REQUIREMENT
An exact reproduction of the records is required, with all images left out.

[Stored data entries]
━━━━━━━━━━━━━━━━

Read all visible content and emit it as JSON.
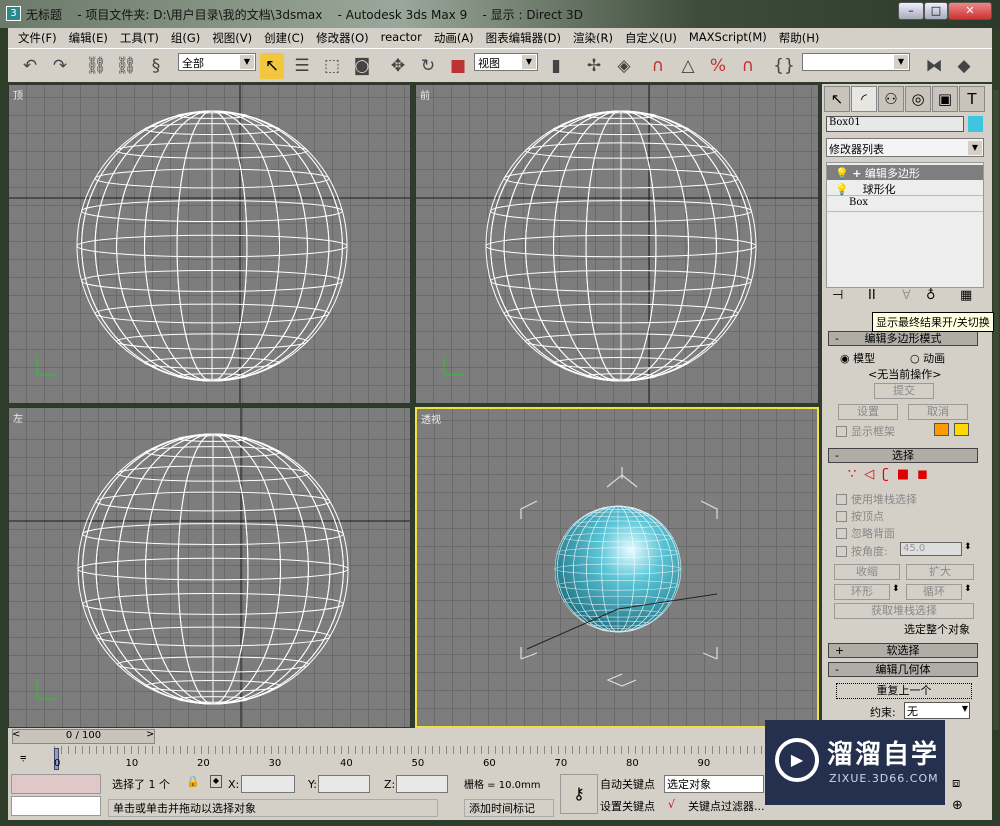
{
  "window": {
    "title": "无标题",
    "project": "- 项目文件夹: D:\\用户目录\\我的文档\\3dsmax",
    "app": "- Autodesk 3ds Max 9",
    "display": "- 显示 : Direct 3D"
  },
  "menu": [
    "文件(F)",
    "编辑(E)",
    "工具(T)",
    "组(G)",
    "视图(V)",
    "创建(C)",
    "修改器(O)",
    "reactor",
    "动画(A)",
    "图表编辑器(D)",
    "渲染(R)",
    "自定义(U)",
    "MAXScript(M)",
    "帮助(H)"
  ],
  "toolbar": {
    "selection_filter": "全部",
    "reference_coord": "视图",
    "named_selection": ""
  },
  "viewports": [
    {
      "label": "顶"
    },
    {
      "label": "前"
    },
    {
      "label": "左"
    },
    {
      "label": "透视",
      "active": true
    }
  ],
  "panel": {
    "object_name": "Box01",
    "object_color": "#3ec6e0",
    "modifier_list": "修改器列表",
    "stack": [
      "编辑多边形",
      "球形化",
      "Box"
    ],
    "tooltip": "显示最终结果开/关切换",
    "edit_poly_mode": {
      "title": "编辑多边形模式",
      "model": "模型",
      "animate": "动画",
      "no_op": "<无当前操作>",
      "commit": "提交",
      "settings": "设置",
      "cancel": "取消",
      "show_cage": "显示框架",
      "cage_colors": [
        "#ff9900",
        "#ffd800"
      ]
    },
    "selection": {
      "title": "选择",
      "use_stack": "使用堆栈选择",
      "by_vertex": "按顶点",
      "ignore_backface": "忽略背面",
      "by_angle": "按角度:",
      "angle": "45.0",
      "shrink": "收缩",
      "grow": "扩大",
      "ring": "环形",
      "loop": "循环",
      "get_stack": "获取堆栈选择",
      "status": "选定整个对象"
    },
    "soft_selection": "软选择",
    "edit_geometry": {
      "title": "编辑几何体",
      "repeat_last": "重复上一个",
      "constraint_label": "约束:",
      "constraint": "无"
    }
  },
  "timeline": {
    "frame": "0 / 100",
    "ticks": [
      "0",
      "10",
      "20",
      "30",
      "40",
      "50",
      "60",
      "70",
      "80",
      "90",
      "100"
    ]
  },
  "status": {
    "selected": "选择了 1 个",
    "x_label": "X:",
    "y_label": "Y:",
    "z_label": "Z:",
    "grid": "栅格 = 10.0mm",
    "auto_key": "自动关键点",
    "set_key": "设置关键点",
    "key_mode": "选定对象",
    "key_filters": "关键点过滤器...",
    "prompt": "单击或单击并拖动以选择对象",
    "add_time_tag": "添加时间标记"
  },
  "watermark": {
    "name": "溜溜自学",
    "url": "ZIXUE.3D66.COM"
  }
}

━━━━━━━━━━━━━━━━

RESULT FOR THIS EXERCISE
Read all visible content and emit it as JSON.
{
  "window": {
    "title": "无标题",
    "project": "- 项目文件夹: D:\\用户目录\\我的文档\\3dsmax",
    "app": "- Autodesk 3ds Max 9",
    "display": "- 显示 : Direct 3D"
  },
  "menu": [
    "文件(F)",
    "编辑(E)",
    "工具(T)",
    "组(G)",
    "视图(V)",
    "创建(C)",
    "修改器(O)",
    "reactor",
    "动画(A)",
    "图表编辑器(D)",
    "渲染(R)",
    "自定义(U)",
    "MAXScript(M)",
    "帮助(H)"
  ],
  "toolbar": {
    "selection_filter": "全部",
    "reference_coord": "视图",
    "named_selection": ""
  },
  "viewports": [
    {
      "label": "顶"
    },
    {
      "label": "前"
    },
    {
      "label": "左"
    },
    {
      "label": "透视",
      "active": true
    }
  ],
  "panel": {
    "object_name": "Box01",
    "object_color": "#3ec6e0",
    "modifier_list": "修改器列表",
    "stack": [
      "编辑多边形",
      "球形化",
      "Box"
    ],
    "tooltip": "显示最终结果开/关切换",
    "edit_poly_mode": {
      "title": "编辑多边形模式",
      "model": "模型",
      "animate": "动画",
      "no_op": "<无当前操作>",
      "commit": "提交",
      "settings": "设置",
      "cancel": "取消",
      "show_cage": "显示框架",
      "cage_colors": [
        "#ff9900",
        "#ffd800"
      ]
    },
    "selection": {
      "title": "选择",
      "use_stack": "使用堆栈选择",
      "by_vertex": "按顶点",
      "ignore_backface": "忽略背面",
      "by_angle": "按角度:",
      "angle": "45.0",
      "shrink": "收缩",
      "grow": "扩大",
      "ring": "环形",
      "loop": "循环",
      "get_stack": "获取堆栈选择",
      "status": "选定整个对象"
    },
    "soft_selection": "软选择",
    "edit_geometry": {
      "title": "编辑几何体",
      "repeat_last": "重复上一个",
      "constraint_label": "约束:",
      "constraint": "无"
    }
  },
  "timeline": {
    "frame": "0 / 100",
    "ticks": [
      "0",
      "10",
      "20",
      "30",
      "40",
      "50",
      "60",
      "70",
      "80",
      "90",
      "100"
    ]
  },
  "status": {
    "selected": "选择了 1 个",
    "x_label": "X:",
    "y_label": "Y:",
    "z_label": "Z:",
    "grid": "栅格 = 10.0mm",
    "auto_key": "自动关键点",
    "set_key": "设置关键点",
    "key_mode": "选定对象",
    "key_filters": "关键点过滤器...",
    "prompt": "单击或单击并拖动以选择对象",
    "add_time_tag": "添加时间标记"
  },
  "watermark": {
    "name": "溜溜自学",
    "url": "ZIXUE.3D66.COM"
  }
}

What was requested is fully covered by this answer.